WORK REQUIRED
Give back a single number, the count of lines containing the word "processos".

EXTRACTED RECORDS
=======

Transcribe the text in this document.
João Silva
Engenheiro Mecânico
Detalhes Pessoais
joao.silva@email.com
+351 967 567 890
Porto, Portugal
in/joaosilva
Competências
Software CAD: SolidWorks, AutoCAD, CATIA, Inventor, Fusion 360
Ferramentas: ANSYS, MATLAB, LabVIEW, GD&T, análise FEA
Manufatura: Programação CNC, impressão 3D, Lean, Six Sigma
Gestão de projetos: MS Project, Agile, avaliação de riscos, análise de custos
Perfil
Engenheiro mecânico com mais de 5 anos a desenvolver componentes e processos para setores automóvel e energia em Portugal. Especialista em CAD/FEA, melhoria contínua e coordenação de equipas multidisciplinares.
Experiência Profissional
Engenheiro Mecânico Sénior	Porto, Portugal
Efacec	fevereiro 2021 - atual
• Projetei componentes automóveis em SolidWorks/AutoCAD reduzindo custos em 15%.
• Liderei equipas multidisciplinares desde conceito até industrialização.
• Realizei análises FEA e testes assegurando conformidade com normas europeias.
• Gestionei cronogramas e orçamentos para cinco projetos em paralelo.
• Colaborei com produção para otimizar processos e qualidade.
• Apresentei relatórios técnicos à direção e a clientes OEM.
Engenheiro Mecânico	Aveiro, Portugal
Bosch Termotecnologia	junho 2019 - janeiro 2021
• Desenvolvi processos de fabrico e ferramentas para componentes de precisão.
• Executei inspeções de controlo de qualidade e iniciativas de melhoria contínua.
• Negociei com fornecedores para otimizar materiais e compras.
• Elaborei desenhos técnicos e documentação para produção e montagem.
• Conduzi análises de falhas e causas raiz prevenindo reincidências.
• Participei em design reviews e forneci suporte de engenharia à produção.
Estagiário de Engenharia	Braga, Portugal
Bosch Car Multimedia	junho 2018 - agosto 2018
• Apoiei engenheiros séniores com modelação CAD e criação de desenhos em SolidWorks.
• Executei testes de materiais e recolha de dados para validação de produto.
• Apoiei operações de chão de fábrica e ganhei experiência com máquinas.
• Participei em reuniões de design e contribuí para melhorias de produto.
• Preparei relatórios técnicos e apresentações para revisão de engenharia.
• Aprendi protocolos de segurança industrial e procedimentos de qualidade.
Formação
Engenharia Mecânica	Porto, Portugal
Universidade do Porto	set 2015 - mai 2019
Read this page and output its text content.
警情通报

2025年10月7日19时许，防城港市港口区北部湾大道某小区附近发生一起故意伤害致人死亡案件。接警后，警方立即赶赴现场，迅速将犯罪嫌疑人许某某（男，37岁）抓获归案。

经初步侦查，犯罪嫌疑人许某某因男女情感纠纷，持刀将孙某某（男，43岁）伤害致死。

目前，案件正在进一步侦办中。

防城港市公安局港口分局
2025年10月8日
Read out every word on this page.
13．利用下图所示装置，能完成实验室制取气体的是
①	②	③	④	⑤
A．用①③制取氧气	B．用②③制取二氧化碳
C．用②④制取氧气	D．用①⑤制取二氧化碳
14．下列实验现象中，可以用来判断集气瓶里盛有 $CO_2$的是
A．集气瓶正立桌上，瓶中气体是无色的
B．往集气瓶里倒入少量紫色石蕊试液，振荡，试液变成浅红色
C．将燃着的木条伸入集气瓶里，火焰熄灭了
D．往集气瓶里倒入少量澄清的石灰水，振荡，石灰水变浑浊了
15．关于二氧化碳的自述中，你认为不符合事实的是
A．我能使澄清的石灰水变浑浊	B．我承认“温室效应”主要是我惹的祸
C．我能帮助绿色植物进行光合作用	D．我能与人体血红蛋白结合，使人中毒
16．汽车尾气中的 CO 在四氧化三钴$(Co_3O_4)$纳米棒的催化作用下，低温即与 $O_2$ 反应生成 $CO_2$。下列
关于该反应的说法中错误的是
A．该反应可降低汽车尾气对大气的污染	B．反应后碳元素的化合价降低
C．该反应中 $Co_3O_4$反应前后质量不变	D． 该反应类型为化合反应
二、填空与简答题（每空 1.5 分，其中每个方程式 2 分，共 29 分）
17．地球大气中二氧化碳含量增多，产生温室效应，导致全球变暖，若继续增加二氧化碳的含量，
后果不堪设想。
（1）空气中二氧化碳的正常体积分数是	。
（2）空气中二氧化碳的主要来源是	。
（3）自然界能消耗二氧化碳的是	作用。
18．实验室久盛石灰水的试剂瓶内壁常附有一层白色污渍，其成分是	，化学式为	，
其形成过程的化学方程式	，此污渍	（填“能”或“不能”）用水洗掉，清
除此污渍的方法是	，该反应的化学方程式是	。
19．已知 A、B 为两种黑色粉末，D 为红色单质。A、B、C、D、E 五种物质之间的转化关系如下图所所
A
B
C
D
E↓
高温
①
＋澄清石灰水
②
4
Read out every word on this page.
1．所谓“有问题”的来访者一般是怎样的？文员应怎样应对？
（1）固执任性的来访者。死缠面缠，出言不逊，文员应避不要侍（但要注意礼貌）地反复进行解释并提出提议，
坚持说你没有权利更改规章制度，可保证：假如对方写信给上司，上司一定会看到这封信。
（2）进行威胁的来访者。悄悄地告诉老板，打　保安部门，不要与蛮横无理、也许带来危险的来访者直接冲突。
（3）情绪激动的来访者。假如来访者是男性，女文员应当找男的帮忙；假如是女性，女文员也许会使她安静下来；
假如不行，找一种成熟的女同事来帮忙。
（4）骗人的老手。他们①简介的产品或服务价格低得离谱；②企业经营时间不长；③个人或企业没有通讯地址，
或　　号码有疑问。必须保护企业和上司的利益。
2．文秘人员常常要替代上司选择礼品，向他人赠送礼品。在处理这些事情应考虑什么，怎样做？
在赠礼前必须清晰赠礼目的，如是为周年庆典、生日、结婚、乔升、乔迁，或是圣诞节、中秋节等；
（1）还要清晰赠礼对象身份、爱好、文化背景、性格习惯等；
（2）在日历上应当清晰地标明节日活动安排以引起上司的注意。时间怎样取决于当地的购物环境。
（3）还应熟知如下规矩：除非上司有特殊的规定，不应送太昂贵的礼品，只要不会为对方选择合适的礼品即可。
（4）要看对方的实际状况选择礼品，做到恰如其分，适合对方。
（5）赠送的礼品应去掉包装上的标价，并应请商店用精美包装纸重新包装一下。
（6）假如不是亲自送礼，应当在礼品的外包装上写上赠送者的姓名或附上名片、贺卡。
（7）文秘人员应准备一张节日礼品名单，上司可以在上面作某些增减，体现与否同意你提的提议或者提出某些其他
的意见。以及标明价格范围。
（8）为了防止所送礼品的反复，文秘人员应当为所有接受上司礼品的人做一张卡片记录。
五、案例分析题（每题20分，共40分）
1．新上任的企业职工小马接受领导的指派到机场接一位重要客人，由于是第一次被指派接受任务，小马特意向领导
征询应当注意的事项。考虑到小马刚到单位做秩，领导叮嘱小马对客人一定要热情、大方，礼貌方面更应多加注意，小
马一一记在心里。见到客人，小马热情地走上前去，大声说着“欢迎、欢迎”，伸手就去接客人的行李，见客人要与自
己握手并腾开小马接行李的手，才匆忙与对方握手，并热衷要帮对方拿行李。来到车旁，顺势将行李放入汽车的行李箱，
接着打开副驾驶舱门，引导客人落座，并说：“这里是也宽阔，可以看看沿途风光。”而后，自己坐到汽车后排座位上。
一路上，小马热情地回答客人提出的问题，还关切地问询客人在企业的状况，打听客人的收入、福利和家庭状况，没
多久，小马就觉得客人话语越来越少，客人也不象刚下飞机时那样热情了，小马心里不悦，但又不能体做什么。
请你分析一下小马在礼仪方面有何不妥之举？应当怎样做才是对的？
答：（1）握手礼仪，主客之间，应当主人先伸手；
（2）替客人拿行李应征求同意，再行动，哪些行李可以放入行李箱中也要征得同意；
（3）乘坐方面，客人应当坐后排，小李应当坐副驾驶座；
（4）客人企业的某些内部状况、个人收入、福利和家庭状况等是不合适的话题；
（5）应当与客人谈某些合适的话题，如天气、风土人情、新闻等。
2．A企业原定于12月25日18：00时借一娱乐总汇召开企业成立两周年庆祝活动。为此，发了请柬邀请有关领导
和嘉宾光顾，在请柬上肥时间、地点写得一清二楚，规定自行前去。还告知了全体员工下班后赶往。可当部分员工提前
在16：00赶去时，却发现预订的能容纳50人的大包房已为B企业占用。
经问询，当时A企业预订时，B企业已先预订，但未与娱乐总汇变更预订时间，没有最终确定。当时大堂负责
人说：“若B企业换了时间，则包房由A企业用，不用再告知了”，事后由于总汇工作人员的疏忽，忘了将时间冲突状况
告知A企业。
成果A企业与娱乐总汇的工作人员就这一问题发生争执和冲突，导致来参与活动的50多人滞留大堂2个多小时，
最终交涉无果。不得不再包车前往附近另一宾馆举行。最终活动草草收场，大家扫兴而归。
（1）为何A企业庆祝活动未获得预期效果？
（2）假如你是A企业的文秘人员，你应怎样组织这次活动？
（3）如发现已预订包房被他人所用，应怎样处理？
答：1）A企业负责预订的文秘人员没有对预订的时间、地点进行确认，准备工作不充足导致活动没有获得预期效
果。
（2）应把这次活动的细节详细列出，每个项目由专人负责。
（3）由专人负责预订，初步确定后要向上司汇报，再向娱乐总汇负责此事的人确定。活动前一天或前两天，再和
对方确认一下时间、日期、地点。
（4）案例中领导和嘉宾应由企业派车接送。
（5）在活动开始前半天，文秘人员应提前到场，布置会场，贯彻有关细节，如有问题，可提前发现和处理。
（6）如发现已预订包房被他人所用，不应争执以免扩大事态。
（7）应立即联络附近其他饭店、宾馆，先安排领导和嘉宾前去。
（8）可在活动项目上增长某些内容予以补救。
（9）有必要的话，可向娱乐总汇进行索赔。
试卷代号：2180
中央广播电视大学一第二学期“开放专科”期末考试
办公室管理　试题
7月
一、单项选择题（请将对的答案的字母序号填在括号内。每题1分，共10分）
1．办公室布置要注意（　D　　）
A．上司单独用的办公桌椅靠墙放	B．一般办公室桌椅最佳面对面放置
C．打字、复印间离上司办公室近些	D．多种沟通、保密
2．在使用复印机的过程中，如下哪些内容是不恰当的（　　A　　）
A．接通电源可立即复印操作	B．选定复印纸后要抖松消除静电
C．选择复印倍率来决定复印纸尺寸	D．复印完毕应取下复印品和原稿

=======

THE SOLUTION
3